> [TASK STATEMENT]:
Below are records; work out how many of their lines hold the string "this" and give that number alone.

> [DATA RECORDS]:
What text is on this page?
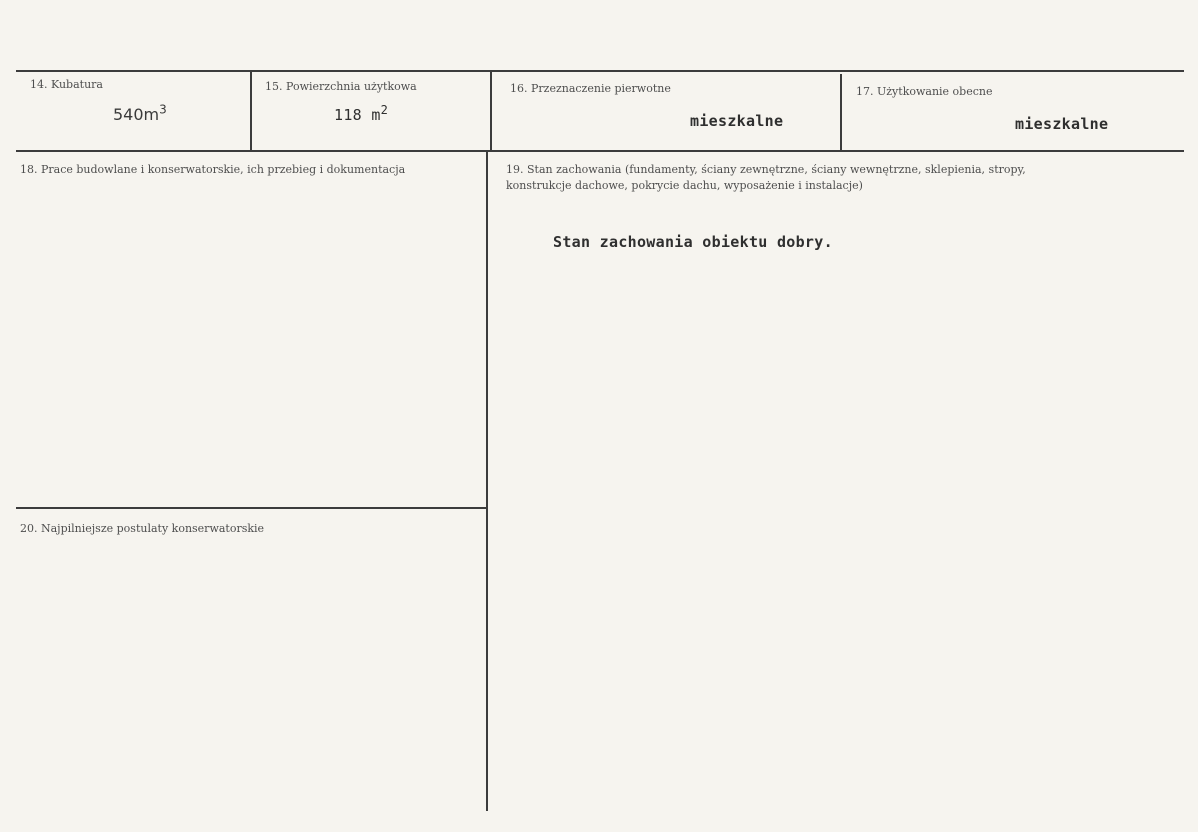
14. Kubatura
$540m^3$
15. Powierzchnia użytkowa
118 $m^2$
16. Przeznaczenie pierwotne
mieszkalne
17. Użytkowanie obecne
mieszkalne
18. Prace budowlane i konserwatorskie, ich przebieg i dokumentacja	19. Stan zachowania (fundamenty, ściany zewnętrzne, ściany wewnętrzne, sklepienia, stropy, konstrukcje dachowe, pokrycie dachu, wyposażenie i instalacje)
Stan zachowania obiektu dobry.
20. Najpilniejsze postulaty konserwatorskie
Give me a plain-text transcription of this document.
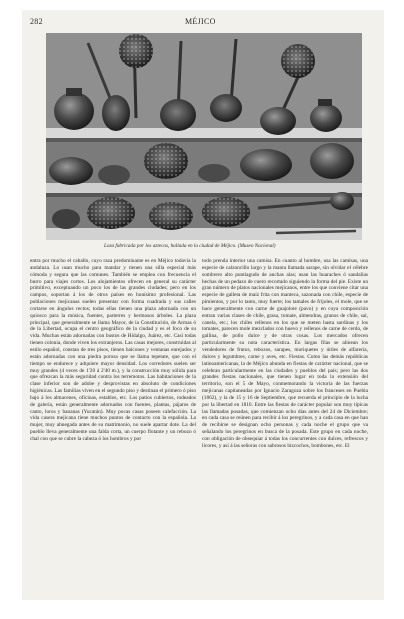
282	MÉJICO
Loza fabricada por los aztecas, hallada en la ciudad de Méjico. (Museo Nacional)

entra por mucho el caballo, cuyo raza predominante es en Méjico todavía la andaluza. Lo usan mucho para mandar y tienen una silla especial más cómoda y segura que las comunes. También se emplea con frecuencia el burro para viajes cortos. Los alojamientos ofrecen en general su carácter primitivo, exceptuando un poco los de las grandes ciudades; pero en los campos, soportan á los de otros países en bonísimo profesional. Las poblaciones mejicanas suelen presentar con forma cuadrada y sus calles cortarse en ángulos rectos; todas ellas tienen una plaza adornada con un quiosco para la música, fuentes, parterres y hermosos árboles. La plaza principal, que generalmente se llama Mayor, de la Constitución, de Armas ó de la Libertad, ocupa el centro geográfico de la ciudad y es el foco de su vida. Muchas están adornadas con bustos de Hidalgo, Juárez, etc. Casi todas tienen colonia, donde viven los extranjeros. Las casas mejores, construidas al estilo español, constan de tres pisos, tienen balcones y ventanas enrejados y están adornadas con una piedra porosa que se llama tepetate, que con el tiempo se endurece y adquiere mayor densidad. Los corredores suelen ser muy grandes (4 veces de 1'20 á 2'40 m.), y la construcción muy sólida para que ofrezcan la más seguridad contra los terremotos. Las habitaciones de la clase inferior son de adobe y desprovistas en absoluto de condiciones higiénicas. Las familias viven en el segundo piso y destinan el primero ó piso bajo á los almacenes, oficinas, establos, etc. Los patios cubiertos, rodeados de galería, están generalmente adornados con fuentes, plantas, pájaros de canto, loros y bananas (Yucatán). Muy pocas casas poseen calefacción. La vida casera mejicana tiene muchos puntos de contacto con la española. La mujer, muy abnegada antes de su matrimonio, no suele apartar dote. La del pueblo lleva generalmente una falda corta, un cuerpo flotante y un rebozo ó chal con que se cubre la cabeza ó los hombros y por

todo prenda interior una camisa. En cuanto al hombre, usa las camisas, una especie de calzoncillo largo y la manta llamada sarape, sin olvidar el célebre sombrero alto puntiagudo de anchas alas; usan las huaraches ó sandalias hechas de un pedazo de cuero recortado siguiendo la forma del pie. Existe un gran número de platos nacionales mejicanos, entre los que conviene citar una especie de galleta de maíz frita con manteca, sazonada con chile, especie de pimientos, y por lo tanto, muy fuerte; los tamales de frijoles, el mole, que se hace generalmente con carne de guajolote (pavo) y en cuya composición entran varias clases de chile, grasa, tomate, almendras, granos de chile, sal, canela, etc.; los chiles rellenos en los que se meten hasta sardinas y los tomates, parecen mole mezclados con huevo y rellenos de carne de cerdo, de gallina, de pollo dulce y de otras cosas. Los mercados ofrecen particularmente su nota característica. En largas filas se alinean los vendedores de frutos, rebozos, sarapes, moriquetes y útiles de alfarería, dulces y legumbres, carne y aves, etc. Fiestas. Como las demás repúblicas latinoamericanas, la de Méjico abunda en fiestas de carácter nacional, que se celebran particularmente en las ciudades y pueblos del país; pero las dos grandes fiestas nacionales, que tienen lugar en toda la extensión del territorio, son el 5 de Mayo, conmemorando la victoria de las fuerzas mejicanas capitaneadas por Ignacio Zaragoza sobre los franceses en Puebla (1862), y la de 15 y 16 de Septiembre, que recuerda el principio de la lucha por la libertad en 1810. Entre las fiestas de carácter popular son muy típicas las llamadas posadas, que comienzan ocho días antes del 24 de Diciembre; en cada casa se reúnen para recibir á los peregrinos, y a cada casa en que han de recibirse se designan ocho personas y cada noche el grupo que va señalando los peregrinos en busca de la posada. Este grupo en cada noche, con obligación de obsequiar á todas los concurrentes con dulces, refrescos y licores, y así á las señoras con sabrosos bizcochos, bombones, etc. El
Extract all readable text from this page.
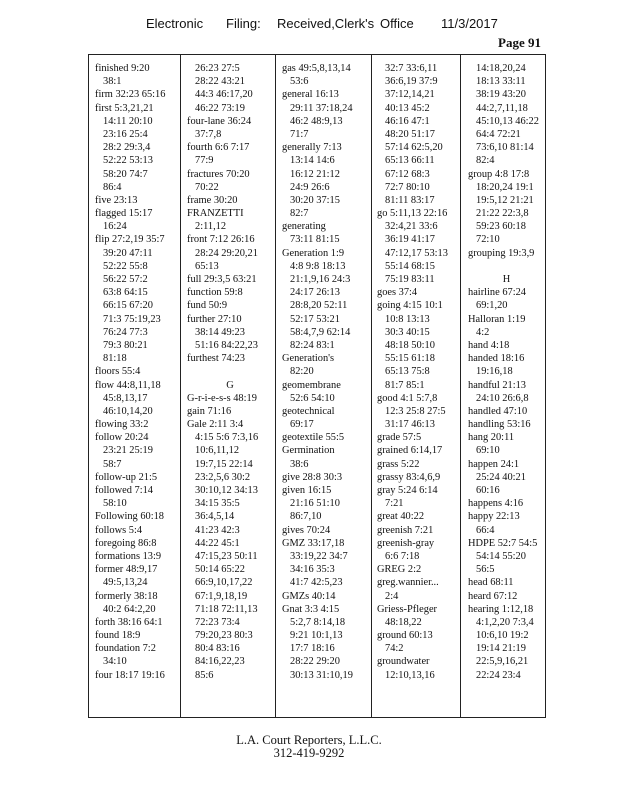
Electronic Filing: Received,Clerk's Office 11/3/2017
Page 91
finished 9:20
38:1
firm 32:23 65:16
first 5:3,21,21
14:11 20:10
23:16 25:4
28:2 29:3,4
52:22 53:13
58:20 74:7
86:4
five 23:13
flagged 15:17
16:24
flip 27:2,19 35:7
39:20 47:11
52:22 55:8
56:22 57:2
63:8 64:15
66:15 67:20
71:3 75:19,23
76:24 77:3
79:3 80:21
81:18
floors 55:4
flow 44:8,11,18
45:8,13,17
46:10,14,20
flowing 33:2
follow 20:24
23:21 25:19
58:7
follow-up 21:5
followed 7:14
58:10
Following 60:18
follows 5:4
foregoing 86:8
formations 13:9
former 48:9,17
49:5,13,24
formerly 38:18
40:2 64:2,20
forth 38:16 64:1
found 18:9
foundation 7:2
34:10
four 18:17 19:16
26:23 27:5
28:22 43:21
44:3 46:17,20
46:22 73:19
four-lane 36:24
37:7,8
fourth 6:6 7:17
77:9
fractures 70:20
70:22
frame 30:20
FRANZETTI
2:11,12
front 7:12 26:16
28:24 29:20,21
65:13
full 29:3,5 63:21
function 59:8
fund 50:9
further 27:10
38:14 49:23
51:16 84:22,23
furthest 74:23
G
G-r-i-e-s-s 48:19
gain 71:16
Gale 2:11 3:4
4:15 5:6 7:3,16
10:6,11,12
19:7,15 22:14
23:2,5,6 30:2
30:10,12 34:13
34:15 35:5
36:4,5,14
41:23 42:3
44:22 45:1
47:15,23 50:11
50:14 65:22
66:9,10,17,22
67:1,9,18,19
71:18 72:11,13
72:23 73:4
79:20,23 80:3
80:4 83:16
84:16,22,23
85:6
gas 49:5,8,13,14
53:6
general 16:13
29:11 37:18,24
46:2 48:9,13
71:7
generally 7:13
13:14 14:6
16:12 21:12
24:9 26:6
30:20 37:15
82:7
generating
73:11 81:15
Generation 1:9
4:8 9:8 18:13
21:1,9,16 24:3
24:17 26:13
28:8,20 52:11
52:17 53:21
58:4,7,9 62:14
82:24 83:1
Generation's
82:20
geomembrane
52:6 54:10
geotechnical
69:17
geotextile 55:5
Germination
38:6
give 28:8 30:3
given 16:15
21:16 51:10
86:7,10
gives 70:24
GMZ 33:17,18
33:19,22 34:7
34:16 35:3
41:7 42:5,23
GMZs 40:14
Gnat 3:3 4:15
5:2,7 8:14,18
9:21 10:1,13
17:7 18:16
28:22 29:20
30:13 31:10,19
32:7 33:6,11
36:6,19 37:9
37:12,14,21
40:13 45:2
46:16 47:1
48:20 51:17
57:14 62:5,20
65:13 66:11
67:12 68:3
72:7 80:10
81:11 83:17
go 5:11,13 22:16
32:4,21 33:6
36:19 41:17
47:12,17 53:13
55:14 68:15
75:19 83:11
goes 37:4
going 4:15 10:1
10:8 13:13
30:3 40:15
48:18 50:10
55:15 61:18
65:13 75:8
81:7 85:1
good 4:1 5:7,8
12:3 25:8 27:5
31:17 46:13
grade 57:5
grained 6:14,17
grass 5:22
grassy 83:4,6,9
gray 5:24 6:14
7:21
great 40:22
greenish 7:21
greenish-gray
6:6 7:18
GREG 2:2
greg.wannier...
2:4
Griess-Pfleger
48:18,22
ground 60:13
74:2
groundwater
12:10,13,16
14:18,20,24
18:13 33:11
38:19 43:20
44:2,7,11,18
45:10,13 46:22
64:4 72:21
73:6,10 81:14
82:4
group 4:8 17:8
18:20,24 19:1
19:5,12 21:21
21:22 22:3,8
59:23 60:18
72:10
grouping 19:3,9
H
hairline 67:24
69:1,20
Halloran 1:19
4:2
hand 4:18
handed 18:16
19:16,18
handful 21:13
24:10 26:6,8
handled 47:10
handling 53:16
hang 20:11
69:10
happen 24:1
25:24 40:21
60:16
happens 4:16
happy 22:13
66:4
HDPE 52:7 54:5
54:14 55:20
56:5
head 68:11
heard 67:12
hearing 1:12,18
4:1,2,20 7:3,4
10:6,10 19:2
19:14 21:19
22:5,9,16,21
22:24 23:4
L.A. Court Reporters, L.L.C.
312-419-9292
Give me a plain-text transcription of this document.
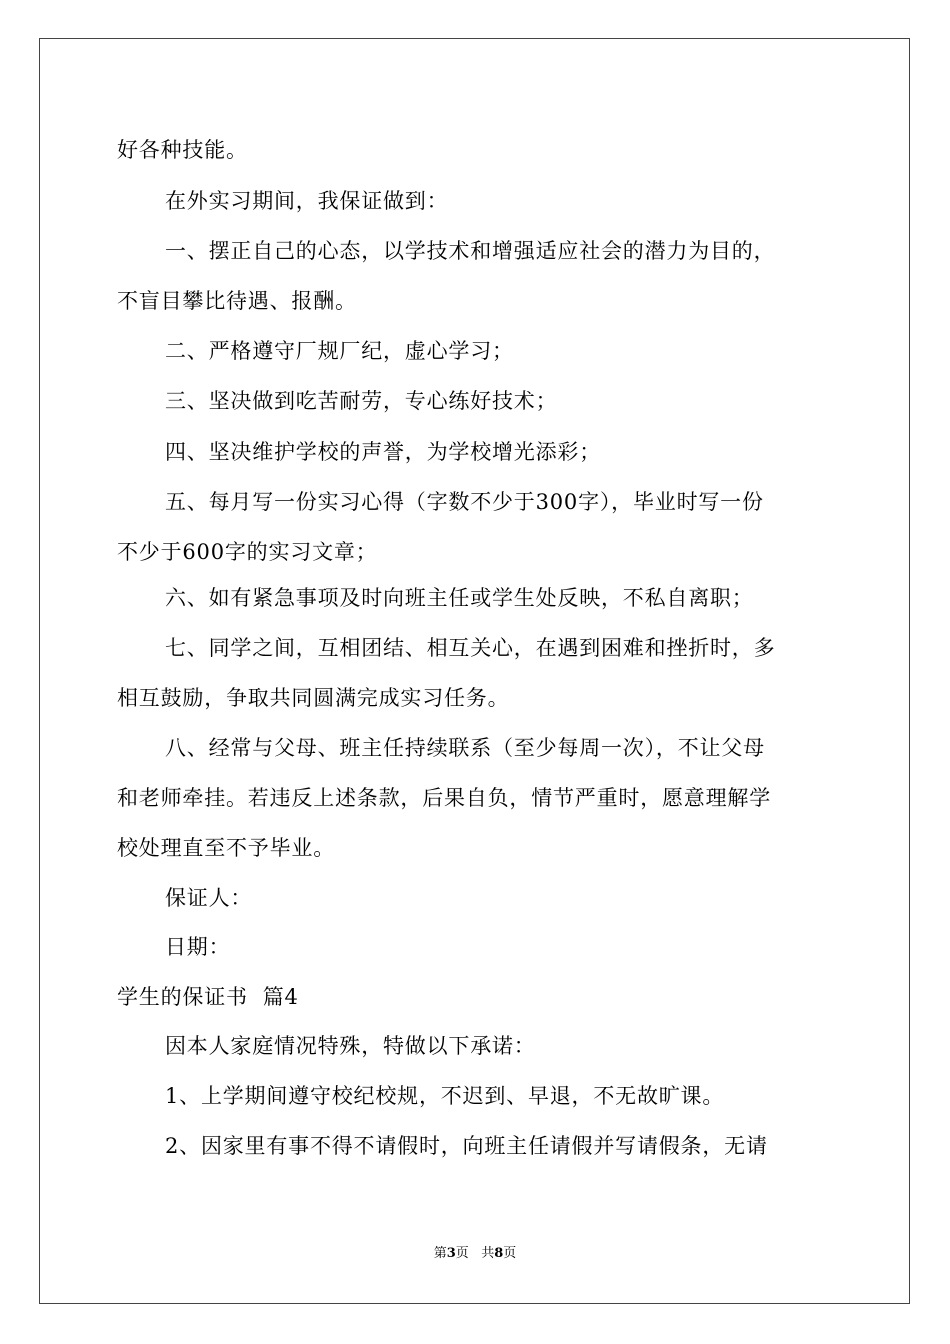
好各种技能。
在外实习期间，我保证做到：
一、摆正自己的心态，以学技术和增强适应社会的潜力为目的，
不盲目攀比待遇、报酬。
二、严格遵守厂规厂纪，虚心学习；
三、坚决做到吃苦耐劳，专心练好技术；
四、坚决维护学校的声誉，为学校增光添彩；
五、每月写一份实习心得（字数不少于300字），毕业时写一份
不少于600字的实习文章；
六、如有紧急事项及时向班主任或学生处反映，不私自离职；
七、同学之间，互相团结、相互关心，在遇到困难和挫折时，多
相互鼓励，争取共同圆满完成实习任务。
八、经常与父母、班主任持续联系（至少每周一次），不让父母
和老师牵挂。若违反上述条款，后果自负，情节严重时，愿意理解学
校处理直至不予毕业。
保证人：
日期：
学生的保证书  篇4
因本人家庭情况特殊，特做以下承诺：
1、上学期间遵守校纪校规，不迟到、早退，不无故旷课。
2、因家里有事不得不请假时，向班主任请假并写请假条，无请
第3页   共8页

> [FINISHED ANSWER]:
4